• [Stated problem]: Locate every line in the records below that holds the word "value" and return each one.

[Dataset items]
____

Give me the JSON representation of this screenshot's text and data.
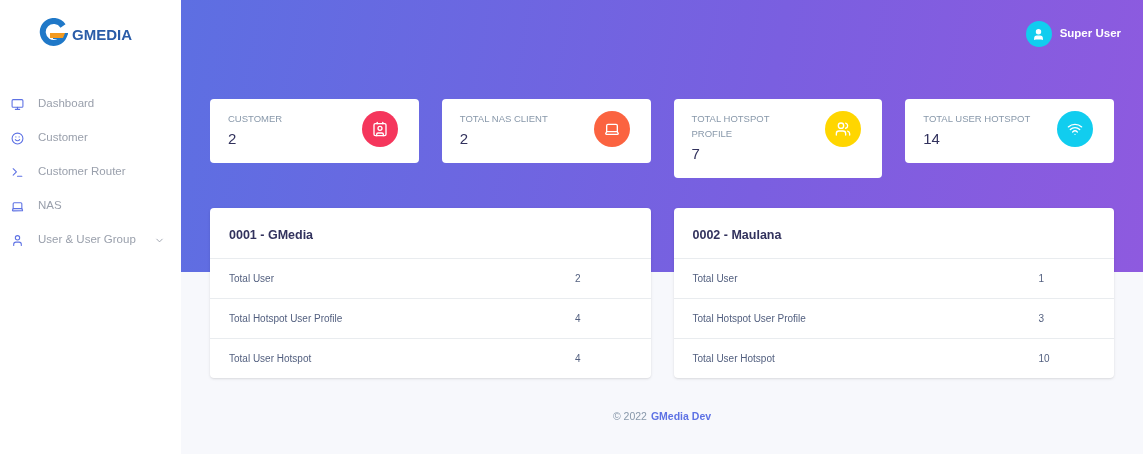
{
  "sidebar": {
    "logo_text": "GMEDIA",
    "items": [
      {
        "label": "Dashboard"
      },
      {
        "label": "Customer"
      },
      {
        "label": "Customer Router"
      },
      {
        "label": "NAS"
      },
      {
        "label": "User & User Group",
        "expanded": false
      }
    ]
  },
  "header": {
    "user": "Super User"
  },
  "stats": [
    {
      "label": "CUSTOMER",
      "value": "2",
      "color": "#f5365c"
    },
    {
      "label": "TOTAL NAS CLIENT",
      "value": "2",
      "color": "#fb6340"
    },
    {
      "label": "TOTAL HOTSPOT PROFILE",
      "value": "7",
      "color": "#ffd600"
    },
    {
      "label": "TOTAL USER HOTSPOT",
      "value": "14",
      "color": "#11cdef"
    }
  ],
  "groups": [
    {
      "title": "0001 - GMedia",
      "rows": [
        {
          "label": "Total User",
          "value": "2"
        },
        {
          "label": "Total Hotspot User Profile",
          "value": "4"
        },
        {
          "label": "Total User Hotspot",
          "value": "4"
        }
      ]
    },
    {
      "title": "0002 - Maulana",
      "rows": [
        {
          "label": "Total User",
          "value": "1"
        },
        {
          "label": "Total Hotspot User Profile",
          "value": "3"
        },
        {
          "label": "Total User Hotspot",
          "value": "10"
        }
      ]
    }
  ],
  "footer": {
    "copyright": "© 2022",
    "link": "GMedia Dev"
  }
}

____

• [Written reply]:
      "value": "2",
      "value": "2",
      "value": "7",
      "value": "14",
          "value": "2"
          "value": "4"
          "value": "4"
          "value": "1"
          "value": "3"
          "value": "10"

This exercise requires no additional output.